Problem requirements:
Write out the whole listing exactly as it stands.
-- BEGIN Dataset records --
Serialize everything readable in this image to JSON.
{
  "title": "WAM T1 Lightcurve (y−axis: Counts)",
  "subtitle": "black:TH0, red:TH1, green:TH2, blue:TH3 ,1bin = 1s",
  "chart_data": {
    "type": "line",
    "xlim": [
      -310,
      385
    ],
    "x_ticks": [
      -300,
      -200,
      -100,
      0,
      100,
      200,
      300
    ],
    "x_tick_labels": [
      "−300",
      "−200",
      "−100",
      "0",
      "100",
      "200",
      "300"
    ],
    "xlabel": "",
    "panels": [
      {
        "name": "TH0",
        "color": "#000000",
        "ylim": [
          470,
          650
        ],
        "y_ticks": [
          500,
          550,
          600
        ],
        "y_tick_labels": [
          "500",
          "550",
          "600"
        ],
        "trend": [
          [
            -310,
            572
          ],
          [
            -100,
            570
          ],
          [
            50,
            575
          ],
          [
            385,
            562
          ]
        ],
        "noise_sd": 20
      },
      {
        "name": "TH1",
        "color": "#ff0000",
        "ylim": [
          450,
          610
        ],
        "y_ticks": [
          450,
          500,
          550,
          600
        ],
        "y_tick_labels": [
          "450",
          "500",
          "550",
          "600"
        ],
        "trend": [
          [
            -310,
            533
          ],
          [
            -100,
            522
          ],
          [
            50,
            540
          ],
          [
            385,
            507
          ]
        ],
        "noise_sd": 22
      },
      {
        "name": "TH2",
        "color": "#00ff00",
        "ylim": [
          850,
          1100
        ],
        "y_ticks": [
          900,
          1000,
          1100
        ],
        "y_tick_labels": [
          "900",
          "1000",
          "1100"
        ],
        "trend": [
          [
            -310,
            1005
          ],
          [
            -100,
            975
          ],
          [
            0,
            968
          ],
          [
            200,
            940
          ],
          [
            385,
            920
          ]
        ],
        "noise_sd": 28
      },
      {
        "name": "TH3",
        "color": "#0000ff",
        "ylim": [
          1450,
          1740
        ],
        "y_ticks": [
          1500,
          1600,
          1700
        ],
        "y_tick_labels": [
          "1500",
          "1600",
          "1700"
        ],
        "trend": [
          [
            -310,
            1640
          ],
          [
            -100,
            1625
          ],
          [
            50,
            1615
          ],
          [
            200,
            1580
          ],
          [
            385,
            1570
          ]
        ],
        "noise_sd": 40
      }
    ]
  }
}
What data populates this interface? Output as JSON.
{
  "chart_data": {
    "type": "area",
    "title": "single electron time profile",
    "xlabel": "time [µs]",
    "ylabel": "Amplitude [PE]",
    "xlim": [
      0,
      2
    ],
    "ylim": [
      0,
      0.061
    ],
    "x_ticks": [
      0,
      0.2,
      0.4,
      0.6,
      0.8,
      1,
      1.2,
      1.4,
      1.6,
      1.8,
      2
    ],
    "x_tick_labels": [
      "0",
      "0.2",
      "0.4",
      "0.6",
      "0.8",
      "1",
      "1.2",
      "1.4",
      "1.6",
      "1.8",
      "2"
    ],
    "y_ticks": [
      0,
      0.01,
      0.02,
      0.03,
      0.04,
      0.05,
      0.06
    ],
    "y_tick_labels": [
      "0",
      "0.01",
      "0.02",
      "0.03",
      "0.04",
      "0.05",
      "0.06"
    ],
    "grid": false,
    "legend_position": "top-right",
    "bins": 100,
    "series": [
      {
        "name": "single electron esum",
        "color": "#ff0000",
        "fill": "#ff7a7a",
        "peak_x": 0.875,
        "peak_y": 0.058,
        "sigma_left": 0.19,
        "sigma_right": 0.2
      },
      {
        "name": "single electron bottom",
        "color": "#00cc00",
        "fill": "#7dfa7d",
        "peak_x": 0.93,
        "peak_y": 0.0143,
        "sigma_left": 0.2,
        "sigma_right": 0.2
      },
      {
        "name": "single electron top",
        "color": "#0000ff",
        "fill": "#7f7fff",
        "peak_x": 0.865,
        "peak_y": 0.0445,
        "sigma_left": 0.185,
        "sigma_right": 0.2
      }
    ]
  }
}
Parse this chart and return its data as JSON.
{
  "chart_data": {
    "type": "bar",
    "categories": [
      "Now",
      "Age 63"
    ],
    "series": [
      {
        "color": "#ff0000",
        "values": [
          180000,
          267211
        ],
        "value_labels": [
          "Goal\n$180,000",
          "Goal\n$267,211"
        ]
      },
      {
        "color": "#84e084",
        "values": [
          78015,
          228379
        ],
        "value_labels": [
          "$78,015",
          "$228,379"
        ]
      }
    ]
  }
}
-- END Dataset records --
Problem solution:
Serialize everything readable in this image to JSON.
{
  "title": "WAM T1 Lightcurve (y−axis: Counts)",
  "subtitle": "black:TH0, red:TH1, green:TH2, blue:TH3 ,1bin = 1s",
  "chart_data": {
    "type": "line",
    "xlim": [
      -310,
      385
    ],
    "x_ticks": [
      -300,
      -200,
      -100,
      0,
      100,
      200,
      300
    ],
    "x_tick_labels": [
      "−300",
      "−200",
      "−100",
      "0",
      "100",
      "200",
      "300"
    ],
    "xlabel": "",
    "panels": [
      {
        "name": "TH0",
        "color": "#000000",
        "ylim": [
          470,
          650
        ],
        "y_ticks": [
          500,
          550,
          600
        ],
        "y_tick_labels": [
          "500",
          "550",
          "600"
        ],
        "trend": [
          [
            -310,
            572
          ],
          [
            -100,
            570
          ],
          [
            50,
            575
          ],
          [
            385,
            562
          ]
        ],
        "noise_sd": 20
      },
      {
        "name": "TH1",
        "color": "#ff0000",
        "ylim": [
          450,
          610
        ],
        "y_ticks": [
          450,
          500,
          550,
          600
        ],
        "y_tick_labels": [
          "450",
          "500",
          "550",
          "600"
        ],
        "trend": [
          [
            -310,
            533
          ],
          [
            -100,
            522
          ],
          [
            50,
            540
          ],
          [
            385,
            507
          ]
        ],
        "noise_sd": 22
      },
      {
        "name": "TH2",
        "color": "#00ff00",
        "ylim": [
          850,
          1100
        ],
        "y_ticks": [
          900,
          1000,
          1100
        ],
        "y_tick_labels": [
          "900",
          "1000",
          "1100"
        ],
        "trend": [
          [
            -310,
            1005
          ],
          [
            -100,
            975
          ],
          [
            0,
            968
          ],
          [
            200,
            940
          ],
          [
            385,
            920
          ]
        ],
        "noise_sd": 28
      },
      {
        "name": "TH3",
        "color": "#0000ff",
        "ylim": [
          1450,
          1740
        ],
        "y_ticks": [
          1500,
          1600,
          1700
        ],
        "y_tick_labels": [
          "1500",
          "1600",
          "1700"
        ],
        "trend": [
          [
            -310,
            1640
          ],
          [
            -100,
            1625
          ],
          [
            50,
            1615
          ],
          [
            200,
            1580
          ],
          [
            385,
            1570
          ]
        ],
        "noise_sd": 40
      }
    ]
  }
}
What data populates this interface? Output as JSON.
{
  "chart_data": {
    "type": "area",
    "title": "single electron time profile",
    "xlabel": "time [µs]",
    "ylabel": "Amplitude [PE]",
    "xlim": [
      0,
      2
    ],
    "ylim": [
      0,
      0.061
    ],
    "x_ticks": [
      0,
      0.2,
      0.4,
      0.6,
      0.8,
      1,
      1.2,
      1.4,
      1.6,
      1.8,
      2
    ],
    "x_tick_labels": [
      "0",
      "0.2",
      "0.4",
      "0.6",
      "0.8",
      "1",
      "1.2",
      "1.4",
      "1.6",
      "1.8",
      "2"
    ],
    "y_ticks": [
      0,
      0.01,
      0.02,
      0.03,
      0.04,
      0.05,
      0.06
    ],
    "y_tick_labels": [
      "0",
      "0.01",
      "0.02",
      "0.03",
      "0.04",
      "0.05",
      "0.06"
    ],
    "grid": false,
    "legend_position": "top-right",
    "bins": 100,
    "series": [
      {
        "name": "single electron esum",
        "color": "#ff0000",
        "fill": "#ff7a7a",
        "peak_x": 0.875,
        "peak_y": 0.058,
        "sigma_left": 0.19,
        "sigma_right": 0.2
      },
      {
        "name": "single electron bottom",
        "color": "#00cc00",
        "fill": "#7dfa7d",
        "peak_x": 0.93,
        "peak_y": 0.0143,
        "sigma_left": 0.2,
        "sigma_right": 0.2
      },
      {
        "name": "single electron top",
        "color": "#0000ff",
        "fill": "#7f7fff",
        "peak_x": 0.865,
        "peak_y": 0.0445,
        "sigma_left": 0.185,
        "sigma_right": 0.2
      }
    ]
  }
}
Parse this chart and return its data as JSON.
{
  "chart_data": {
    "type": "bar",
    "categories": [
      "Now",
      "Age 63"
    ],
    "series": [
      {
        "color": "#ff0000",
        "values": [
          180000,
          267211
        ],
        "value_labels": [
          "Goal\n$180,000",
          "Goal\n$267,211"
        ]
      },
      {
        "color": "#84e084",
        "values": [
          78015,
          228379
        ],
        "value_labels": [
          "$78,015",
          "$228,379"
        ]
      }
    ]
  }
}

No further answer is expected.